Update the lines from the start of the material through the line holding "bars-group — [196, 178, 1230, 742]", inclusive, so that every "histogram-bar" becomes "bar" and nothing else changes. Give back only those lines.

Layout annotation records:
────────────────────

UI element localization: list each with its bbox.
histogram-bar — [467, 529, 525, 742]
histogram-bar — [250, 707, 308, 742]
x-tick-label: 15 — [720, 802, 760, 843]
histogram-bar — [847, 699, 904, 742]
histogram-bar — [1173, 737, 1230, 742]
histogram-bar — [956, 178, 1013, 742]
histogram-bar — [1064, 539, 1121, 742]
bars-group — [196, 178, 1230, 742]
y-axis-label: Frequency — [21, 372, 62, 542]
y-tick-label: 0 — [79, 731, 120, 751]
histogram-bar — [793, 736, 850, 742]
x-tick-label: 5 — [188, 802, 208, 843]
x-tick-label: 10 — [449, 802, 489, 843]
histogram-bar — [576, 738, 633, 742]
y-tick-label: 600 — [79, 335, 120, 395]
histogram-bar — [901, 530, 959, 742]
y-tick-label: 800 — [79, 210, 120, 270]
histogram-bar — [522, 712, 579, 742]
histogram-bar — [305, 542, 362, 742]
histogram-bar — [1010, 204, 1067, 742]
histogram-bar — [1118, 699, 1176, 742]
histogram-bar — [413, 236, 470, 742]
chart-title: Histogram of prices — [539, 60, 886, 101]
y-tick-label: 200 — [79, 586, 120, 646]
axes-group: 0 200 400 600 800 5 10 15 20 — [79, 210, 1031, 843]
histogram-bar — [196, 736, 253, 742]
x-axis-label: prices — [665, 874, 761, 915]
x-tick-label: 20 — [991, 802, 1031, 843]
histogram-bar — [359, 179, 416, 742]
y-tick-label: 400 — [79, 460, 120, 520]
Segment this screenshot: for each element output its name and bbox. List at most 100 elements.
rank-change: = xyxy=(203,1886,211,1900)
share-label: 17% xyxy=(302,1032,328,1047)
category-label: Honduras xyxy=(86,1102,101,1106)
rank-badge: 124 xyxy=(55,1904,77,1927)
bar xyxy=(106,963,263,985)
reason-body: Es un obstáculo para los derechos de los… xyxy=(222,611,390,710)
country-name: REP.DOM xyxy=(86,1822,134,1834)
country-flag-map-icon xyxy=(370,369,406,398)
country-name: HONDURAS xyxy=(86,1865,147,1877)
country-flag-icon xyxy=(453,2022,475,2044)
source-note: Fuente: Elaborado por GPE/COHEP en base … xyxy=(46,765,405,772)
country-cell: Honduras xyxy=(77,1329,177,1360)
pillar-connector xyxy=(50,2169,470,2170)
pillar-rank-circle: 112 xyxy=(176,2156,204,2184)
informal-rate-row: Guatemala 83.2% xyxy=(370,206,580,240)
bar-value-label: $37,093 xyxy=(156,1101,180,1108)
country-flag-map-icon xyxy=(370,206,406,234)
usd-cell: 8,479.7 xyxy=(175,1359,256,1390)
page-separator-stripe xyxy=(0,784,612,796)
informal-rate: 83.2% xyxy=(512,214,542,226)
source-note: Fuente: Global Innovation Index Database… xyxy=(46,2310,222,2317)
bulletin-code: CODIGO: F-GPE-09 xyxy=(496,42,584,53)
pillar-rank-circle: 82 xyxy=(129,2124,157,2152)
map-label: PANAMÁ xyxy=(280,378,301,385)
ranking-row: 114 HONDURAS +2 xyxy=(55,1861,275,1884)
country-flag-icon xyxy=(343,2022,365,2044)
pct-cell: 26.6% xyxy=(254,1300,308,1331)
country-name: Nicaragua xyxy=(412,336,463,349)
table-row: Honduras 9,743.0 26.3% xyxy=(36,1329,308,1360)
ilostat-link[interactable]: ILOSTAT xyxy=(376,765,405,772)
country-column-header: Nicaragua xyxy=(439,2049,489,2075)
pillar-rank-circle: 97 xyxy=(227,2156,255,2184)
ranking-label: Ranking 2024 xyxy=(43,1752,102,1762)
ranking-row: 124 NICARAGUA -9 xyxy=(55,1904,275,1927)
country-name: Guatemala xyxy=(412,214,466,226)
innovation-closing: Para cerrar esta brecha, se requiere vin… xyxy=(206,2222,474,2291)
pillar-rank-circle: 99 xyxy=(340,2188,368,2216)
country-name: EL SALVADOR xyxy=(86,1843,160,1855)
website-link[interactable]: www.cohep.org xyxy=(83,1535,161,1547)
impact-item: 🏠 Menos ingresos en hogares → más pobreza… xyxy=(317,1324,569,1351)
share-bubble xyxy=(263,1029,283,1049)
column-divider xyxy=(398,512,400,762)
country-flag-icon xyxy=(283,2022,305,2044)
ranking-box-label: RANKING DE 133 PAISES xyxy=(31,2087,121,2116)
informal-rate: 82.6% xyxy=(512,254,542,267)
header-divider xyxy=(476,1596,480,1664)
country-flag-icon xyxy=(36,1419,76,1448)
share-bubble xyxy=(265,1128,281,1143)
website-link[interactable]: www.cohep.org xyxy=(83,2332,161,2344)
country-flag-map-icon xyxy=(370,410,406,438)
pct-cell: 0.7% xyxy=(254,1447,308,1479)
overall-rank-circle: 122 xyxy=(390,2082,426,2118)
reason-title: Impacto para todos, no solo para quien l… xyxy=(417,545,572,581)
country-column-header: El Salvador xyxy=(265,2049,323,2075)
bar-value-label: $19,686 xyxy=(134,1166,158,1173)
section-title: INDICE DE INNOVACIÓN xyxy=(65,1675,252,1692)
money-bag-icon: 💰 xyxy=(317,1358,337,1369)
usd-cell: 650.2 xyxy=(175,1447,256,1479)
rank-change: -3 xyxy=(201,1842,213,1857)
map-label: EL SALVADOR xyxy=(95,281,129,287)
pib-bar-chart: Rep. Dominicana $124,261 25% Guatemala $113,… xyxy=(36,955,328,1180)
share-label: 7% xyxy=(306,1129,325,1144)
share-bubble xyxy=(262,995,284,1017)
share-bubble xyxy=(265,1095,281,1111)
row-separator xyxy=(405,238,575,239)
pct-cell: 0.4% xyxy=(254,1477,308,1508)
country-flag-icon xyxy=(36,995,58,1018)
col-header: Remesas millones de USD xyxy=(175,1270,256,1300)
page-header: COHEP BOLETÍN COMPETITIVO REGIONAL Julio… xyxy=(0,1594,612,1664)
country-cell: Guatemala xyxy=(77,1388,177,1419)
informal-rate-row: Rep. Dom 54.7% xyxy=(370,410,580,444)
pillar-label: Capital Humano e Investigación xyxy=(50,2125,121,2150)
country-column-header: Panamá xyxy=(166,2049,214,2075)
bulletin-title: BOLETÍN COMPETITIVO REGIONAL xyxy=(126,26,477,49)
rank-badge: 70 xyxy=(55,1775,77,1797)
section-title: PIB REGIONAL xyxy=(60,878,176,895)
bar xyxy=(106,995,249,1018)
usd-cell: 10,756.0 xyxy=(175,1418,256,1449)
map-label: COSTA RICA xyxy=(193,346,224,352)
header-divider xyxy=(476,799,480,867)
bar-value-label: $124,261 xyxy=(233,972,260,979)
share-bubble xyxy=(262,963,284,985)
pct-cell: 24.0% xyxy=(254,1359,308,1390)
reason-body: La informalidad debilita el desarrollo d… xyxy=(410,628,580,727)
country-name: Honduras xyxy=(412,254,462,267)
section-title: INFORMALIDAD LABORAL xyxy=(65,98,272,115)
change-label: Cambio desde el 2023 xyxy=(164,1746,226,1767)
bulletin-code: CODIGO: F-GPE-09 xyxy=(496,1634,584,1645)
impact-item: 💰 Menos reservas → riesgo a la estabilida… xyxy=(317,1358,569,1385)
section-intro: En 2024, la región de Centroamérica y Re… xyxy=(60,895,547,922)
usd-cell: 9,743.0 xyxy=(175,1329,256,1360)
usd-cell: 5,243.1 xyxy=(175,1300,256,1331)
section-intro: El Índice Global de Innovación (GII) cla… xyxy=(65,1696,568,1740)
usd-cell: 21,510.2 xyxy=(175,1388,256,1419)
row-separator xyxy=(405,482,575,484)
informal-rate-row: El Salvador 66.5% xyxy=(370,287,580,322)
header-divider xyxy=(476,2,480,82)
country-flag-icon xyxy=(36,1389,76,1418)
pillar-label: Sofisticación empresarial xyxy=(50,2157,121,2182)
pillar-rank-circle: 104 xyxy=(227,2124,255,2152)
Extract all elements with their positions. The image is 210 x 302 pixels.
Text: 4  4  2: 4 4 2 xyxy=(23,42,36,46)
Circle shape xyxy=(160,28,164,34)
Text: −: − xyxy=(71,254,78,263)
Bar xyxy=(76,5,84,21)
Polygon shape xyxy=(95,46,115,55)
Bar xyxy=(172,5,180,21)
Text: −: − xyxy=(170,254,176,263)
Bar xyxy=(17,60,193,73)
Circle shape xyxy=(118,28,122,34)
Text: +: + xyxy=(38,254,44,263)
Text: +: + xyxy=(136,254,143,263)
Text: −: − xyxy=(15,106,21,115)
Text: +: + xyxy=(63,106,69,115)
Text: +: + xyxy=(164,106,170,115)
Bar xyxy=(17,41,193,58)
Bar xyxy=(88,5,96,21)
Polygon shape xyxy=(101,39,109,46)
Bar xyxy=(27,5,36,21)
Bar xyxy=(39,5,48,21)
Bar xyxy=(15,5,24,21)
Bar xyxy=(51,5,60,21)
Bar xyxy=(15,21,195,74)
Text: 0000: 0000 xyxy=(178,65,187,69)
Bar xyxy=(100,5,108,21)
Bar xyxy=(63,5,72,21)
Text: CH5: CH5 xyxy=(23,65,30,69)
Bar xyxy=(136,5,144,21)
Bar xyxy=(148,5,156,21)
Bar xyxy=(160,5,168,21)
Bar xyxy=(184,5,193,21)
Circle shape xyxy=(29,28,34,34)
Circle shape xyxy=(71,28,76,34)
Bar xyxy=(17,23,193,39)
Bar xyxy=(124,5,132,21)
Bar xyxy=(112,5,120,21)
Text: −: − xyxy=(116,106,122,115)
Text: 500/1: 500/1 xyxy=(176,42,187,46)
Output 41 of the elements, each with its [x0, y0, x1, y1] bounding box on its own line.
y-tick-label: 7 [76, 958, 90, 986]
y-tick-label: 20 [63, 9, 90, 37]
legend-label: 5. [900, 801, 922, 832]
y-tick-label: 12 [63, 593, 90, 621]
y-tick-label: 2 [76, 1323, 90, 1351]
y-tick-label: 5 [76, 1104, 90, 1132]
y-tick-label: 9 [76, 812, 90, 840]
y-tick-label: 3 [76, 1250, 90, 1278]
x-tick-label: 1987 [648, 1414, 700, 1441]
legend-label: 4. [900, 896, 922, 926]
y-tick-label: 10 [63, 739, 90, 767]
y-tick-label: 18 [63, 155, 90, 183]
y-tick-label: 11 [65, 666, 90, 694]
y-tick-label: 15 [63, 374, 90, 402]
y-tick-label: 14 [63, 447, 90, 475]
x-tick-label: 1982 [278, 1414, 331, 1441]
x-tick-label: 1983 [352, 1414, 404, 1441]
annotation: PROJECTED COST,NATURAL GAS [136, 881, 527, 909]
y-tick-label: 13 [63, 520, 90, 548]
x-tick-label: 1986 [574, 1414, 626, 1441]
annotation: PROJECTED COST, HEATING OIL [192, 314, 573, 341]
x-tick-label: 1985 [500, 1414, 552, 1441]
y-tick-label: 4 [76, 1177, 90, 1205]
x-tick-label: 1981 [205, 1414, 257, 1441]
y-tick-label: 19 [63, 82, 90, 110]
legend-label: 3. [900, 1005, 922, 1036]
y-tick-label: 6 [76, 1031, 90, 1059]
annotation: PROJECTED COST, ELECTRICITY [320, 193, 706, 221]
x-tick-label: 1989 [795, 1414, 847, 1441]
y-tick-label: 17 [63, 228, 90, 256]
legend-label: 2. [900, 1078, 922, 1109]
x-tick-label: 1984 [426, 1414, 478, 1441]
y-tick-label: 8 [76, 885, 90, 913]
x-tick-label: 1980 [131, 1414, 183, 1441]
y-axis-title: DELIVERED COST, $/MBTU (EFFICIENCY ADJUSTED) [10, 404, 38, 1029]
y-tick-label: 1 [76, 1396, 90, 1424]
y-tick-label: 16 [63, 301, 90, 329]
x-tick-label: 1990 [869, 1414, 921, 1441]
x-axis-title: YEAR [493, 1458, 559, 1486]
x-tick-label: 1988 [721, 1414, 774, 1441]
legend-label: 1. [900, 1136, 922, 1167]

────────────────────

Task response
UI element localization: list each with its bbox.
bar — [467, 529, 525, 742]
bar — [250, 707, 308, 742]
x-tick-label: 15 — [720, 802, 760, 843]
bar — [847, 699, 904, 742]
bar — [1173, 737, 1230, 742]
bar — [956, 178, 1013, 742]
bar — [1064, 539, 1121, 742]
bars-group — [196, 178, 1230, 742]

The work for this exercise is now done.